**Your objective**.
Each line below should be retyped exactly, with no pictures.

**Records from a dataset**.
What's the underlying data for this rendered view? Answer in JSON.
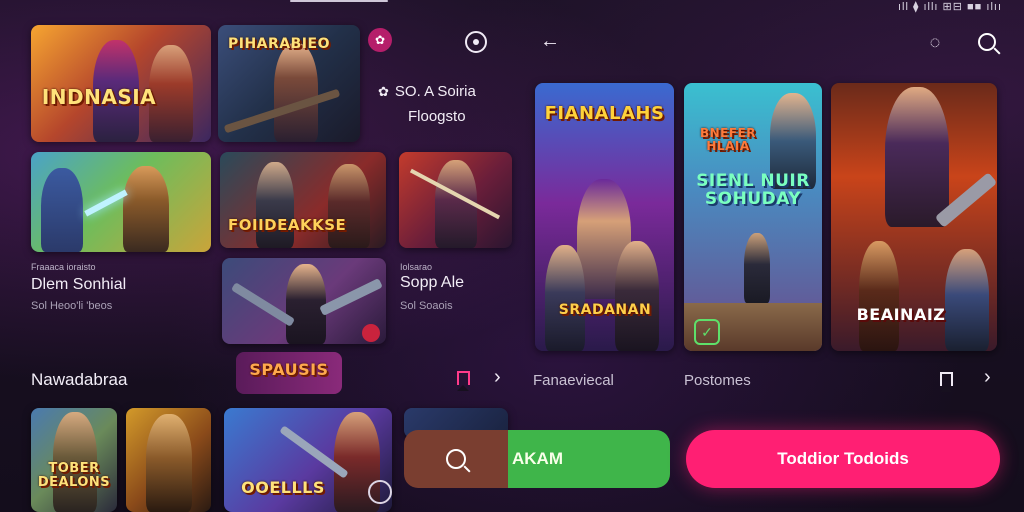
{
  "status_bar": {
    "text": "ıll ⧫ ıllı ⊞⊟ ■■ ılıı"
  },
  "left_panel": {
    "side_title": "SO. A Soiria",
    "side_subtitle": "Floogsto",
    "game_titles": {
      "g1": "INDNASIA",
      "g2": "PIHARABIEO",
      "g3": "",
      "g4": "FOIIDEAKKSE",
      "g5": "",
      "g6": "",
      "g7": "SPAUSIS",
      "g8": "TOBER DEALONS",
      "g9": "",
      "g10": "OOELLLS"
    },
    "item_a": {
      "tag": "Fraaaca ioraisto",
      "name": "Dlem Sonhial",
      "meta": "Sol Heoo'li 'beos"
    },
    "item_b": {
      "tag": "Iolsarao",
      "name": "Sopp Ale",
      "meta": "Sol Soaois"
    },
    "section_title": "Nawadabraa"
  },
  "right_panel": {
    "featured_titles": {
      "f1": "FIANALAHS",
      "f1b": "SRADANAN",
      "f2": "SIENL NUIR SOHUDAY",
      "f2top": "BNEFER HLAIA",
      "f3": "BEAINAIZ"
    },
    "label_left": "Fanaeviecal",
    "label_right": "Postomes"
  },
  "search": {
    "label": "AKAM"
  },
  "cta": {
    "label": "Toddior Todoids"
  },
  "icons": {
    "back_left": "arrow-left-icon",
    "back_right": "arrow-left-icon",
    "badge": "gift-icon",
    "chat": "chat-icon",
    "search": "search-icon",
    "bookmark": "bookmark-icon",
    "chevron": "chevron-right-icon"
  },
  "colors": {
    "accent": "#ff1f73",
    "search_green": "#3fb54a",
    "search_brown": "#7a3e30",
    "bg": "#17101f"
  }
}
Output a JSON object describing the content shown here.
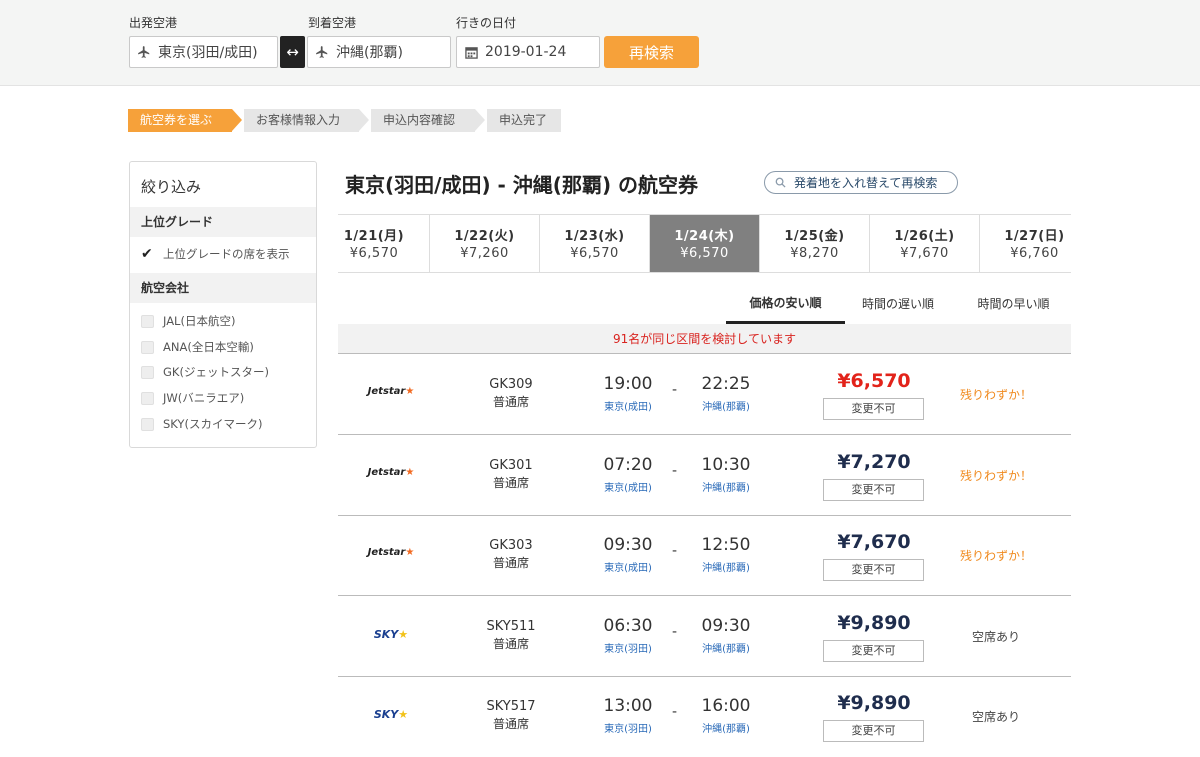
{
  "search": {
    "from_label": "出発空港",
    "to_label": "到着空港",
    "date_label": "行きの日付",
    "from_value": "東京(羽田/成田)",
    "to_value": "沖縄(那覇)",
    "date_value": "2019-01-24",
    "swap_glyph": "↔",
    "button": "再検索"
  },
  "steps": [
    "航空券を選ぶ",
    "お客様情報入力",
    "申込内容確認",
    "申込完了"
  ],
  "filter": {
    "title": "絞り込み",
    "grade_section": "上位グレード",
    "grade_option": "上位グレードの席を表示",
    "airline_section": "航空会社",
    "airlines": [
      "JAL(日本航空)",
      "ANA(全日本空輸)",
      "GK(ジェットスター)",
      "JW(バニラエア)",
      "SKY(スカイマーク)"
    ]
  },
  "heading": {
    "title": "東京(羽田/成田) - 沖縄(那覇) の航空券",
    "swap_search": "発着地を入れ替えて再検索"
  },
  "date_tabs": [
    {
      "date": "1/21(月)",
      "price": "¥6,570"
    },
    {
      "date": "1/22(火)",
      "price": "¥7,260"
    },
    {
      "date": "1/23(水)",
      "price": "¥6,570"
    },
    {
      "date": "1/24(木)",
      "price": "¥6,570",
      "selected": true
    },
    {
      "date": "1/25(金)",
      "price": "¥8,270"
    },
    {
      "date": "1/26(土)",
      "price": "¥7,670"
    },
    {
      "date": "1/27(日)",
      "price": "¥6,760"
    }
  ],
  "sort": [
    "価格の安い順",
    "時間の遅い順",
    "時間の早い順"
  ],
  "notice": "91名が同じ区間を検討しています",
  "flights": [
    {
      "airline": "Jetstar",
      "number": "GK309",
      "seat": "普通席",
      "dep": "19:00",
      "arr": "22:25",
      "dep_airport": "東京(成田)",
      "arr_airport": "沖縄(那覇)",
      "price": "¥6,570",
      "change": "変更不可",
      "status": "残りわずか！"
    },
    {
      "airline": "Jetstar",
      "number": "GK301",
      "seat": "普通席",
      "dep": "07:20",
      "arr": "10:30",
      "dep_airport": "東京(成田)",
      "arr_airport": "沖縄(那覇)",
      "price": "¥7,270",
      "change": "変更不可",
      "status": "残りわずか！"
    },
    {
      "airline": "Jetstar",
      "number": "GK303",
      "seat": "普通席",
      "dep": "09:30",
      "arr": "12:50",
      "dep_airport": "東京(成田)",
      "arr_airport": "沖縄(那覇)",
      "price": "¥7,670",
      "change": "変更不可",
      "status": "残りわずか！"
    },
    {
      "airline": "SKY",
      "number": "SKY511",
      "seat": "普通席",
      "dep": "06:30",
      "arr": "09:30",
      "dep_airport": "東京(羽田)",
      "arr_airport": "沖縄(那覇)",
      "price": "¥9,890",
      "change": "変更不可",
      "status": "空席あり"
    },
    {
      "airline": "SKY",
      "number": "SKY517",
      "seat": "普通席",
      "dep": "13:00",
      "arr": "16:00",
      "dep_airport": "東京(羽田)",
      "arr_airport": "沖縄(那覇)",
      "price": "¥9,890",
      "change": "変更不可",
      "status": "空席あり"
    }
  ],
  "colors": {
    "accent": "#f6a13a",
    "price_low": "#e2231a",
    "price": "#1f2d4d",
    "status_low": "#f08a1e",
    "link": "#2a6ab8"
  }
}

**Expected answer**.
What's the underlying data for this rendered view? Answer in JSON.
{
  "status_bar": {
    "text": "ıll ⧫ ıllı ⊞⊟ ■■ ılıı"
  },
  "left_panel": {
    "side_title": "SO. A Soiria",
    "side_subtitle": "Floogsto",
    "game_titles": {
      "g1": "INDNASIA",
      "g2": "PIHARABIEO",
      "g3": "",
      "g4": "FOIIDEAKKSE",
      "g5": "",
      "g6": "",
      "g7": "SPAUSIS",
      "g8": "TOBER DEALONS",
      "g9": "",
      "g10": "OOELLLS"
    },
    "item_a": {
      "tag": "Fraaaca ioraisto",
      "name": "Dlem Sonhial",
      "meta": "Sol Heoo'li 'beos"
    },
    "item_b": {
      "tag": "Iolsarao",
      "name": "Sopp Ale",
      "meta": "Sol Soaois"
    },
    "section_title": "Nawadabraa"
  },
  "right_panel": {
    "featured_titles": {
      "f1": "FIANALAHS",
      "f1b": "SRADANAN",
      "f2": "SIENL NUIR SOHUDAY",
      "f2top": "BNEFER HLAIA",
      "f3": "BEAINAIZ"
    },
    "label_left": "Fanaeviecal",
    "label_right": "Postomes"
  },
  "search": {
    "label": "AKAM"
  },
  "cta": {
    "label": "Toddior Todoids"
  },
  "icons": {
    "back_left": "arrow-left-icon",
    "back_right": "arrow-left-icon",
    "badge": "gift-icon",
    "chat": "chat-icon",
    "search": "search-icon",
    "bookmark": "bookmark-icon",
    "chevron": "chevron-right-icon"
  },
  "colors": {
    "accent": "#ff1f73",
    "search_green": "#3fb54a",
    "search_brown": "#7a3e30",
    "bg": "#17101f"
  }
}
Output a JSON object describing the content shown here.
{
  "search": {
    "from_label": "出発空港",
    "to_label": "到着空港",
    "date_label": "行きの日付",
    "from_value": "東京(羽田/成田)",
    "to_value": "沖縄(那覇)",
    "date_value": "2019-01-24",
    "swap_glyph": "↔",
    "button": "再検索"
  },
  "steps": [
    "航空券を選ぶ",
    "お客様情報入力",
    "申込内容確認",
    "申込完了"
  ],
  "filter": {
    "title": "絞り込み",
    "grade_section": "上位グレード",
    "grade_option": "上位グレードの席を表示",
    "airline_section": "航空会社",
    "airlines": [
      "JAL(日本航空)",
      "ANA(全日本空輸)",
      "GK(ジェットスター)",
      "JW(バニラエア)",
      "SKY(スカイマーク)"
    ]
  },
  "heading": {
    "title": "東京(羽田/成田) - 沖縄(那覇) の航空券",
    "swap_search": "発着地を入れ替えて再検索"
  },
  "date_tabs": [
    {
      "date": "1/21(月)",
      "price": "¥6,570"
    },
    {
      "date": "1/22(火)",
      "price": "¥7,260"
    },
    {
      "date": "1/23(水)",
      "price": "¥6,570"
    },
    {
      "date": "1/24(木)",
      "price": "¥6,570",
      "selected": true
    },
    {
      "date": "1/25(金)",
      "price": "¥8,270"
    },
    {
      "date": "1/26(土)",
      "price": "¥7,670"
    },
    {
      "date": "1/27(日)",
      "price": "¥6,760"
    }
  ],
  "sort": [
    "価格の安い順",
    "時間の遅い順",
    "時間の早い順"
  ],
  "notice": "91名が同じ区間を検討しています",
  "flights": [
    {
      "airline": "Jetstar",
      "number": "GK309",
      "seat": "普通席",
      "dep": "19:00",
      "arr": "22:25",
      "dep_airport": "東京(成田)",
      "arr_airport": "沖縄(那覇)",
      "price": "¥6,570",
      "change": "変更不可",
      "status": "残りわずか！"
    },
    {
      "airline": "Jetstar",
      "number": "GK301",
      "seat": "普通席",
      "dep": "07:20",
      "arr": "10:30",
      "dep_airport": "東京(成田)",
      "arr_airport": "沖縄(那覇)",
      "price": "¥7,270",
      "change": "変更不可",
      "status": "残りわずか！"
    },
    {
      "airline": "Jetstar",
      "number": "GK303",
      "seat": "普通席",
      "dep": "09:30",
      "arr": "12:50",
      "dep_airport": "東京(成田)",
      "arr_airport": "沖縄(那覇)",
      "price": "¥7,670",
      "change": "変更不可",
      "status": "残りわずか！"
    },
    {
      "airline": "SKY",
      "number": "SKY511",
      "seat": "普通席",
      "dep": "06:30",
      "arr": "09:30",
      "dep_airport": "東京(羽田)",
      "arr_airport": "沖縄(那覇)",
      "price": "¥9,890",
      "change": "変更不可",
      "status": "空席あり"
    },
    {
      "airline": "SKY",
      "number": "SKY517",
      "seat": "普通席",
      "dep": "13:00",
      "arr": "16:00",
      "dep_airport": "東京(羽田)",
      "arr_airport": "沖縄(那覇)",
      "price": "¥9,890",
      "change": "変更不可",
      "status": "空席あり"
    }
  ],
  "colors": {
    "accent": "#f6a13a",
    "price_low": "#e2231a",
    "price": "#1f2d4d",
    "status_low": "#f08a1e",
    "link": "#2a6ab8"
  }
}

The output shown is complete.